**Stated exercise**: Pull out every line below containing the word "solemn".

**Records for the exercise**:
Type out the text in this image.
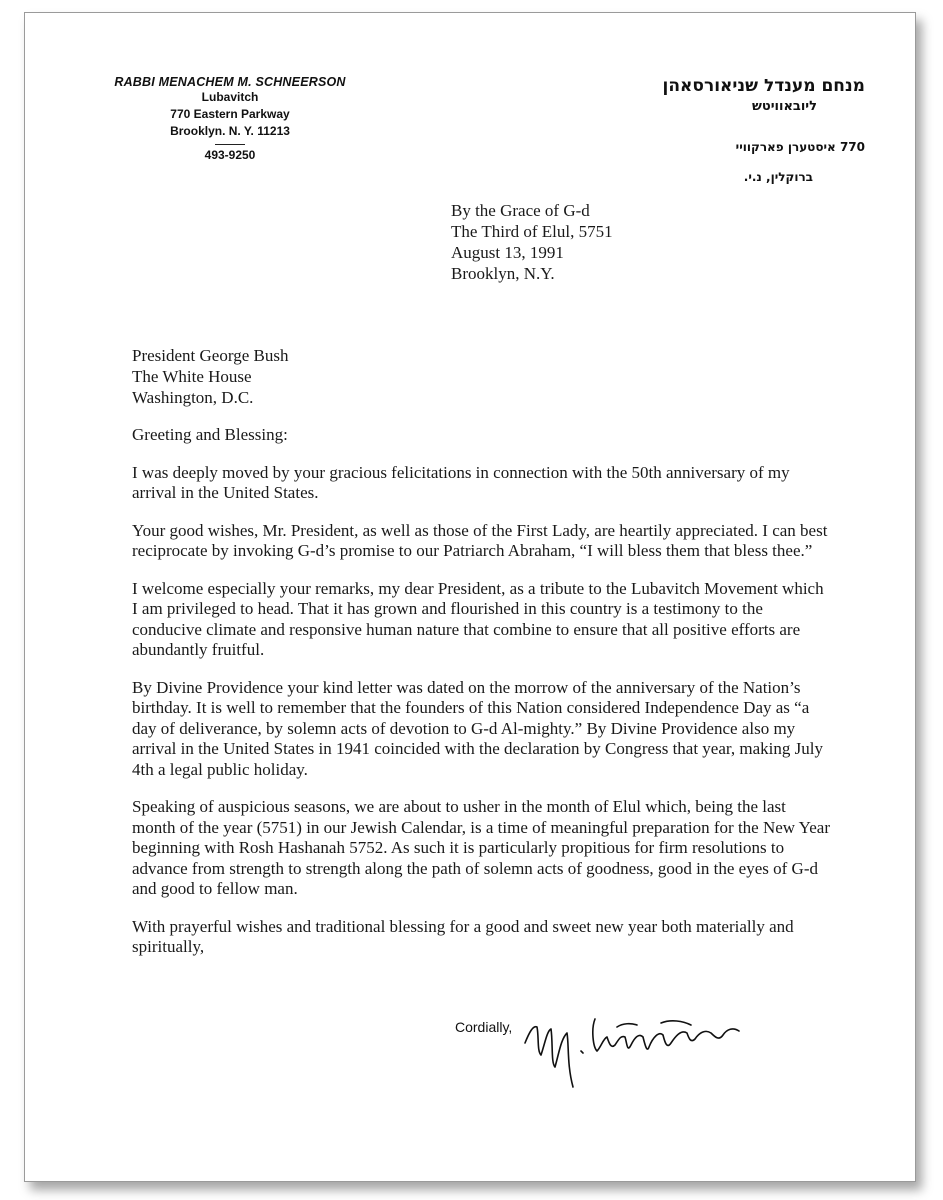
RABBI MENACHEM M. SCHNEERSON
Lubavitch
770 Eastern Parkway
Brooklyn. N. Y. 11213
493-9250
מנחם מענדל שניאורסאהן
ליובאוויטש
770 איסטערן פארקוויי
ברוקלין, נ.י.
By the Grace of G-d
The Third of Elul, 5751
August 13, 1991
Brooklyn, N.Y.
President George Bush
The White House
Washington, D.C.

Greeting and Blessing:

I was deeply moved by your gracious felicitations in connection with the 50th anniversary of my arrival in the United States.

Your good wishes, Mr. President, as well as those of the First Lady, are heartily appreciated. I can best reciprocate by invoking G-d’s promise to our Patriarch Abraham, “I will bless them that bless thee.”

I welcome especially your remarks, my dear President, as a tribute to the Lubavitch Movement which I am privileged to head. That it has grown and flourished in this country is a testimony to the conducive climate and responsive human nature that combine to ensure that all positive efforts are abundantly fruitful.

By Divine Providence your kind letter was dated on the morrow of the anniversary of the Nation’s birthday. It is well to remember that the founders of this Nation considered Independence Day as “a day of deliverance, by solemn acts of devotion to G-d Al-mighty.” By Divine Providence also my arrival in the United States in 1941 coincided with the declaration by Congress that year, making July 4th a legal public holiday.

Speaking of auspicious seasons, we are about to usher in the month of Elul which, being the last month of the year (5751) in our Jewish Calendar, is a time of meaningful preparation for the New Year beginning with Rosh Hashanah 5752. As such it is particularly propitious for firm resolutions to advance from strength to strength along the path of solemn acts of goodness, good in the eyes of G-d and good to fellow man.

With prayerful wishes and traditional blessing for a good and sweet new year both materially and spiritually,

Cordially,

**Output for this task**:
By Divine Providence your kind letter was dated on the morrow of the anniversary of the Nation’s birthday. It is well to remember that the founders of this Nation considered Independence Day as “a day of deliverance, by solemn acts of devotion to G-d Al-mighty.” By Divine Providence also my arrival in the United States in 1941 coincided with the declaration by Congress that year, making July 4th a legal public holiday.
Speaking of auspicious seasons, we are about to usher in the month of Elul which, being the last month of the year (5751) in our Jewish Calendar, is a time of meaningful preparation for the New Year beginning with Rosh Hashanah 5752. As such it is particularly propitious for firm resolutions to advance from strength to strength along the path of solemn acts of goodness, good in the eyes of G-d and good to fellow man.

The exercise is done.